--- Start Given passage ---
- Born: 1976 (age 49–50)
- Occupations: actor, basketball player

= Charles Gitonga Maina =

Kenyan actor and basketball player

Charles Gìtonga Maina (born 1976) is a Kenyan-born former actor and basketball player. He is best known for his co-starring role in the 1994 film The Air Up There.

== Early life ==

Charles Gìtonga Maina was born in the Buruburu neighborhood of Nairobi, Kenya. His father was an auditor with a telecommunications firm and his mother was a nurse. Maina is the third of four children, and belongs to the Kikuyu ethnic group. At the age of 14, he learned to play basketball playing barefoot with friends on a dirt court. In 1991, Maina won the 1991 Nairobi Slam Dunk Championship. Although he originally wanted to study computers and business at the University of Nairobi, Maina decided to pursue basketball instead.

== The Air Up There ==

At the age of 17, Maina heard of auditions for the film The Air Up There. The film from Hollywood Pictures would feature a tall African basketball player as a prospect under the wing of an American coach, which would be played by Kevin Bacon. Maina auditioned for the lead role, describing himself as a "dunkaholic". According to director Paul Michael Glaser, this was part of what landed him the role. Maina and a friend were chosen among 46 other players, and flown to Los Angeles for a final audition. According to Maina, this was the first time he'd left Kenya. In the end, he was chosen for the lead role of Saleh, a member of the fictional Winabi tribe in Kenya (which were loosely based on the Samburu people) which is sought out by Bacon's character to play in the US.

Most of the filming took place in Kenya and South Africa, with local cast and crew members. Former UCLA player and co-star Nigel Miguel said of Maina "He was just a sweet kid, and that's what was needed for this character". Former NBA MVP Bob McAdoo, who served as the film's technical advisor, saw potential for Maina to play college basketball in the US, saying "just seeing his enthusiasm and his size, I knew there was something there". Although the film received negative reviews, critics referred to Maina's performance as "warmly appealing".
--- End Given passage ---
--- Start Supplied data ---
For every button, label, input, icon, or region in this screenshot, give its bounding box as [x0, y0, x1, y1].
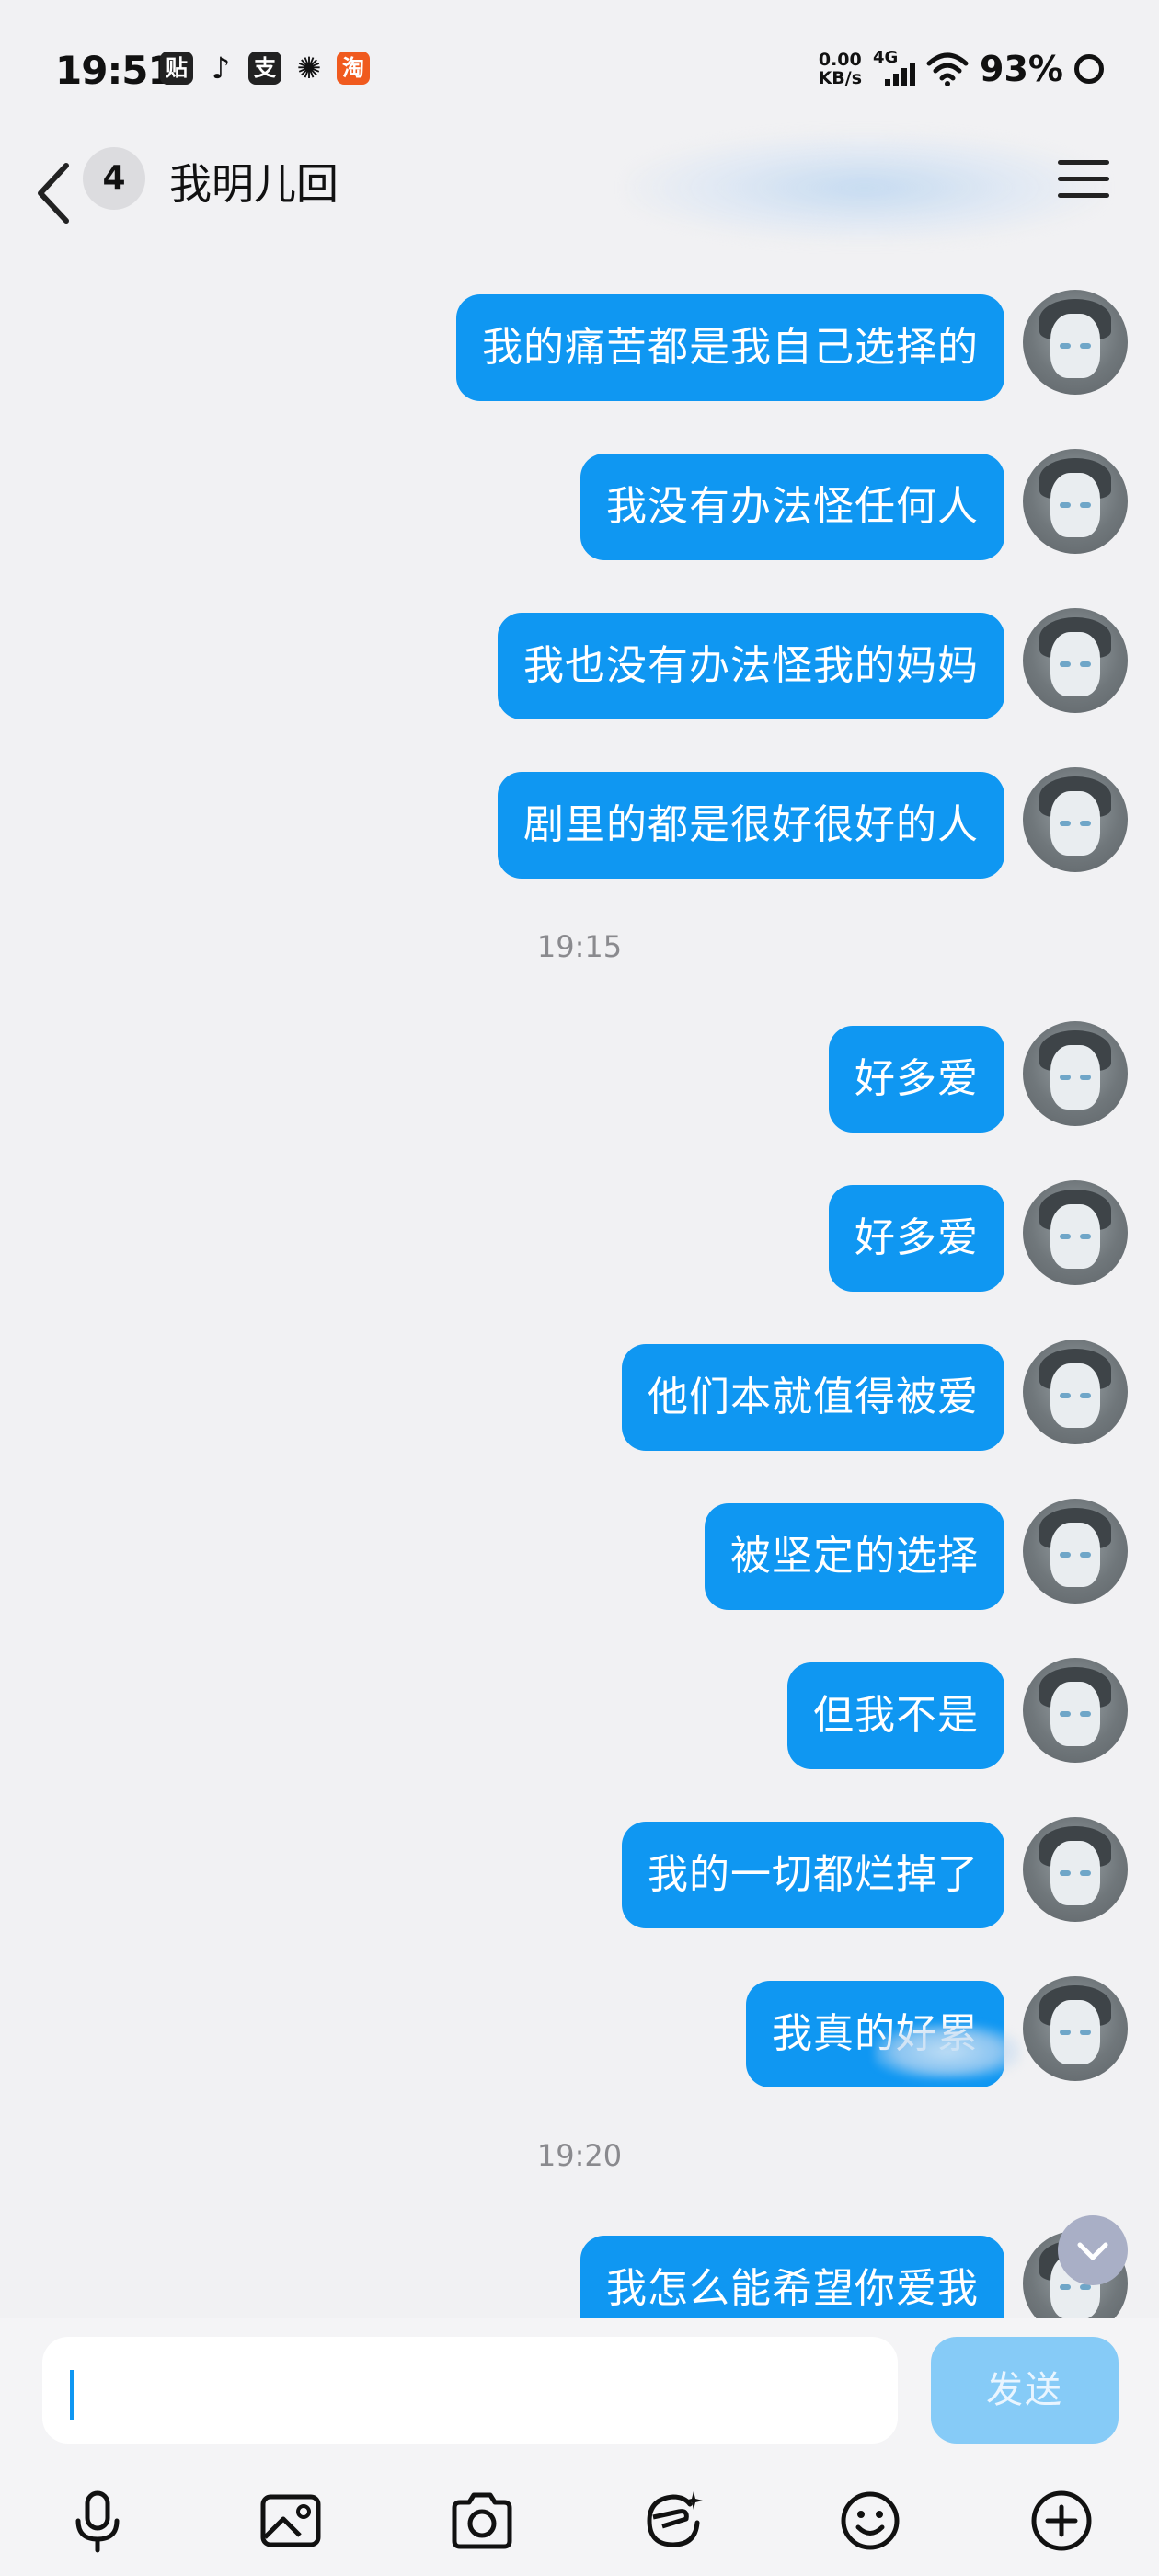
--- End Supplied data ---
§ Work to complete
1/ Answer from the Charles Gitonga Maina biography:
(a) In which neighborhood was Maina born?
(b) What competition did he win in 1991?
(c) What role did he land in The Air Up There?
2/ Using the Maina biography, explain why Bob McAdoo believed Maina could play college basketball in the US.
3/ Carry on the Maina biography from its last sentence.

§ Written answers
1/
(a) Buruburu, in Nairobi, Kenya.
(b) The Nairobi Slam Dunk Championship.
(c) Saleh, a member of the fictional Winabi tribe in Kenya.

2/ McAdoo, the film's technical advisor, said that Maina's enthusiasm and his size told him "there was something there." Those two qualities made him see Maina's potential for college basketball in the US.

3/
The year after the film was released, Maina guest starred in the episode "Lostland" of the television series SeaQuest DSV, as Professor Obatu and his ancestor Deucalion.

== Basketball career ==

After the film, Maina decided to stay in the United States to pursue college opportunities, under the advice of McAdoo, with whom he was staying. He played his first full season at Barton County Community College in Great Bend, Kansas. Although he began as a bench player, Maina became a starter halfway through the season. After one year, he transferred to Miami-Dade Kendall Community College to be closer to McAdoo, where he also played as a starter and set several school records for blocked shots. Eventually, McAdoo contacted Jeff Price, head coach of Lynn University in Boca Raton, Florida. As a result, Maina received a basketball scholarship from 1997 to 1999. His coach would not allow him to use the 'Jimmy Dolan Shake and Bake' move in competition games.
Maina still holds the Lynn University record for most blocks in a single game (11), which he achieved against Barry University on December 7, 1998. During the 1997–98 season, his team reached the NCAA D-II semifinals, with Price praising "his timing and ability to block shots".

After his two years of eligibility, Maina decided to try professional basketball in Europe, despite McAdoo's reluctance. He left the country to try out for a team in Greece, but it didn't pan out. After that, Maina was unable to return to the US due to visa problems, and was forced to return to Kenya.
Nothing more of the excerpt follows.